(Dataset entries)
* * * * * * * * *
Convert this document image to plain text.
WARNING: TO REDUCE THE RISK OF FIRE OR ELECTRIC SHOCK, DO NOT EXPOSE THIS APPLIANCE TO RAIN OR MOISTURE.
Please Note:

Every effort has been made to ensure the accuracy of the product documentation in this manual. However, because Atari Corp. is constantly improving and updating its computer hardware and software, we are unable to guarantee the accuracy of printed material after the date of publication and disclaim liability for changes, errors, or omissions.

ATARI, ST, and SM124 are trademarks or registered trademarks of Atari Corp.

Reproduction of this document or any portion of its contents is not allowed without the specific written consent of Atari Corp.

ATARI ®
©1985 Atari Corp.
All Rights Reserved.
* * * * * * * * *
To be done:
Write out the entries above once more, without altering anything.

Worked solution:
Convert this document image to plain text.
WARNING: TO REDUCE THE RISK OF FIRE OR ELECTRIC SHOCK, DO NOT EXPOSE THIS APPLIANCE TO RAIN OR MOISTURE.
Please Note:

Every effort has been made to ensure the accuracy of the product documentation in this manual. However, because Atari Corp. is constantly improving and updating its computer hardware and software, we are unable to guarantee the accuracy of printed material after the date of publication and disclaim liability for changes, errors, or omissions.

ATARI, ST, and SM124 are trademarks or registered trademarks of Atari Corp.

Reproduction of this document or any portion of its contents is not allowed without the specific written consent of Atari Corp.

ATARI ®
©1985 Atari Corp.
All Rights Reserved.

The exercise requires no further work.